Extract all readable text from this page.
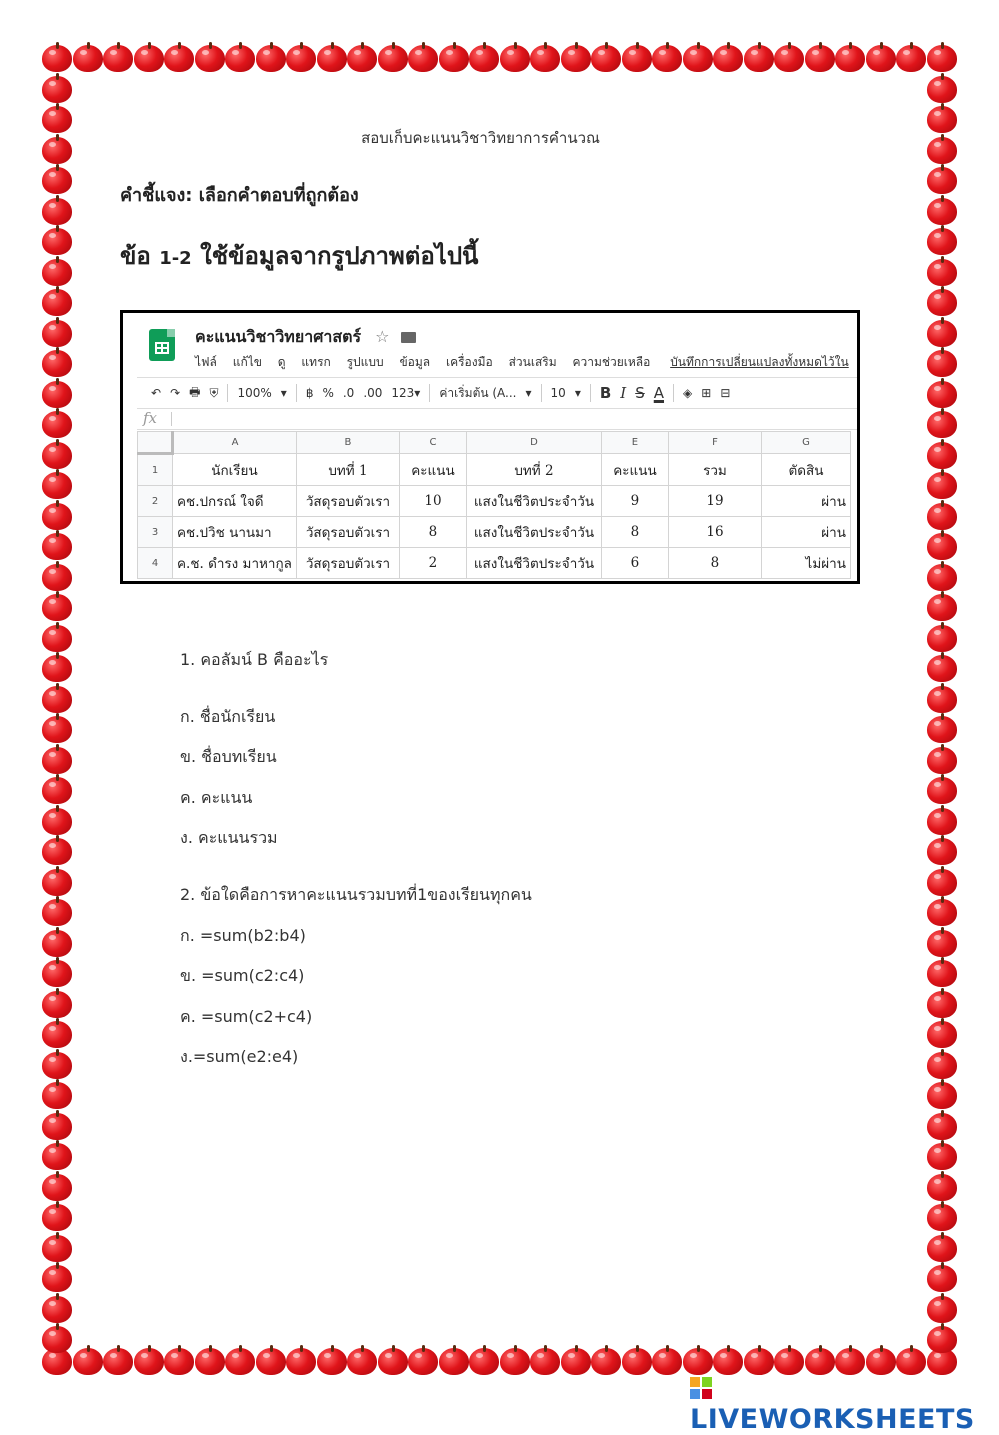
สอบเก็บคะแนนวิชาวิทยาการคำนวณ
คำชี้แจง: เลือกคำตอบที่ถูกต้อง
ข้อ 1-2 ใช้ข้อมูลจากรูปภาพต่อไปนี้
คะแนนวิชาวิทยาศาสตร์ ☆
ไฟล์ แก้ไข ดู แทรก รูปแบบ ข้อมูล เครื่องมือ ส่วนเสริม ความช่วยเหลือ บันทึกการเปลี่ยนแปลงทั้งหมดไว้ใน
↶ ↷ 🖶 ⛨ 100% ▾ ฿ % .0 .00 123▾ ค่าเริ่มต้น (A... ▾ 10 ▾ B I S A ◈ ⊞ ⊟
fx
	A	B	C	D	E	F	G
1	นักเรียน	บทที่ 1	คะแนน	บทที่ 2	คะแนน	รวม	ตัดสิน
2	คช.ปกรณ์ ใจดี	วัสดุรอบตัวเรา	10	แสงในชีวิตประจำวัน	9	19	ผ่าน
3	คช.ปวิช นานมา	วัสดุรอบตัวเรา	8	แสงในชีวิตประจำวัน	8	16	ผ่าน
4	ค.ช. ดำรง มาหากูล	วัสดุรอบตัวเรา	2	แสงในชีวิตประจำวัน	6	8	ไม่ผ่าน
1. คอลัมน์ B คืออะไร
ก. ชื่อนักเรียน
ข. ชื่อบทเรียน
ค. คะแนน
ง. คะแนนรวม
2. ข้อใดคือการหาคะแนนรวมบทที่1ของเรียนทุกคน
ก. =sum(b2:b4)
ข. =sum(c2:c4)
ค. =sum(c2+c4)
ง.=sum(e2:e4)
LIVEWORKSHEETS
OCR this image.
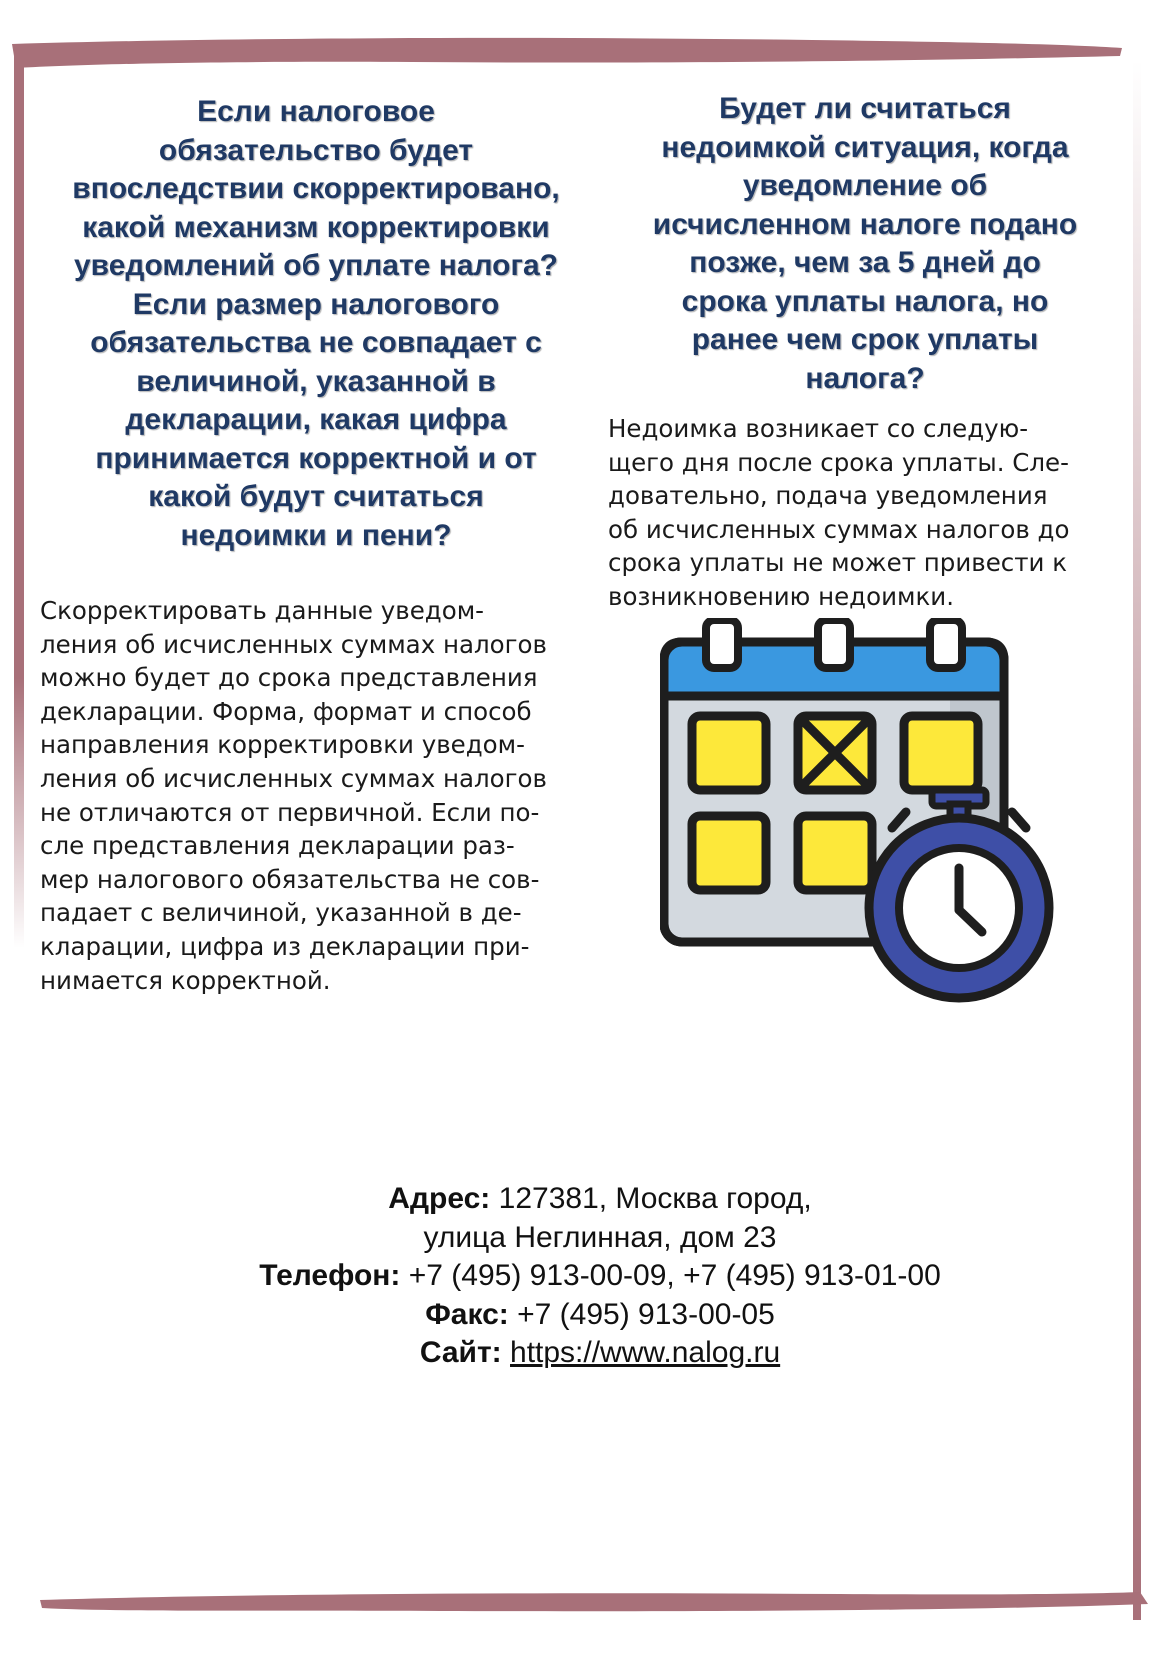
Если налоговое
обязательство будет
впоследствии скорректировано,
какой механизм корректировки
уведомлений об уплате налога?
Если размер налогового
обязательства не совпадает с
величиной, указанной в
декларации, какая цифра
принимается корректной и от
какой будут считаться
недоимки и пени?

Скорректировать данные уведом-
ления об исчисленных суммах налогов
можно будет до срока представления
декларации. Форма, формат и способ
направления корректировки уведом-
ления об исчисленных суммах налогов
не отличаются от первичной. Если по-
сле представления декларации раз-
мер налогового обязательства не сов-
падает с величиной, указанной в де-
кларации, цифра из декларации при-
нимается корректной.

Будет ли считаться
недоимкой ситуация, когда
уведомление об
исчисленном налоге подано
позже, чем за 5 дней до
срока уплаты налога, но
ранее чем срок уплаты
налога?

Недоимка возникает со следую-
щего дня после срока уплаты. Сле-
довательно, подача уведомления
об исчисленных суммах налогов до
срока уплаты не может привести к
возникновению недоимки.

Адрес: 127381, Москва город,
улица Неглинная, дом 23
Телефон: +7 (495) 913-00-09, +7 (495) 913-01-00
Факс: +7 (495) 913-00-05
Сайт: https://www.nalog.ru
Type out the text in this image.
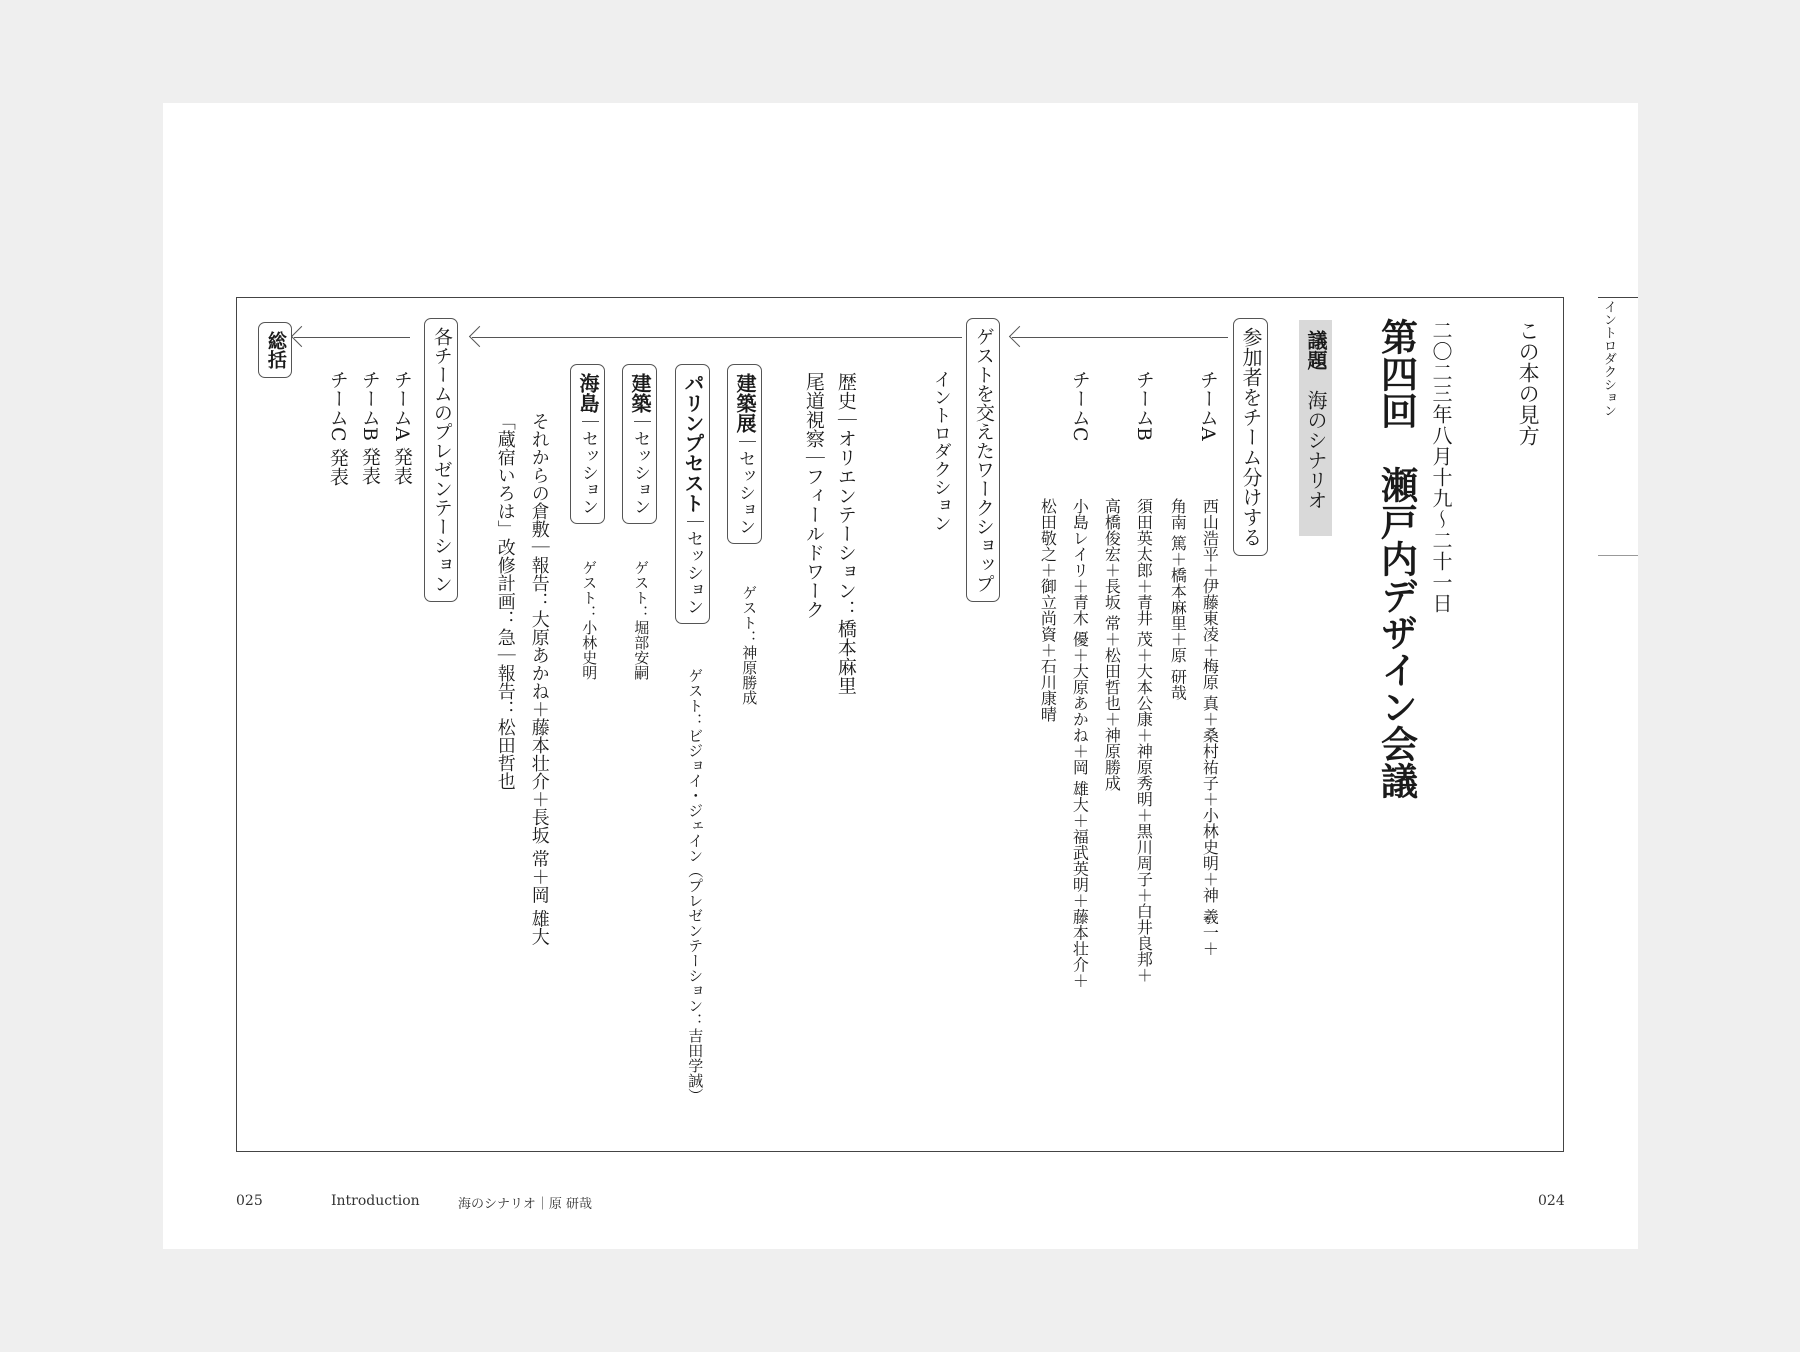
イントロダクション
この本の見方
二〇二三年八月十九〜二十一日
第四回　瀬戸内デザイン会議
議題　海のシナリオ
参加者をチーム分けする
チームA
西山浩平＋伊藤東凌＋梅原 真＋桑村祐子＋小林史明＋神 羲一＋
角南 篤＋橋本麻里＋原 研哉
チームB
須田英太郎＋青井 茂＋大本公康＋神原秀明＋黒川周子＋白井良邦＋
高橋俊宏＋長坂 常＋松田哲也＋神原勝成
チームC
小島レイリ＋青木 優＋大原あかね＋岡 雄大＋福武英明＋藤本壮介＋
松田敬之＋御立尚資＋石川康晴
ゲストを交えたワークショップ
イントロダクション
歴史｜オリエンテーション：橋本麻里
尾道視察｜フィールドワーク
建築展｜セッション
ゲスト：神原勝成
パリンプセスト｜セッション
ゲスト：ビジョイ・ジェイン（プレゼンテーション：吉田学誠）
建築｜セッション
ゲスト：堀部安嗣
海島｜セッション
ゲスト：小林史明
それからの倉敷｜報告：大原あかね＋藤本壮介＋長坂 常＋岡 雄大
「蔵宿いろは」改修計画：急｜報告：松田哲也
各チームのプレゼンテーション
チームA 発表
チームB 発表
チームC 発表
総括
025	Introduction	海のシナリオ｜原 研哉	024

→ REQUEST:
Wherever a line in the data above holds "обязательства", copy that line.

→ RIGHT ANSWER:
обязательства не совпадает с
мер налогового обязательства не сов-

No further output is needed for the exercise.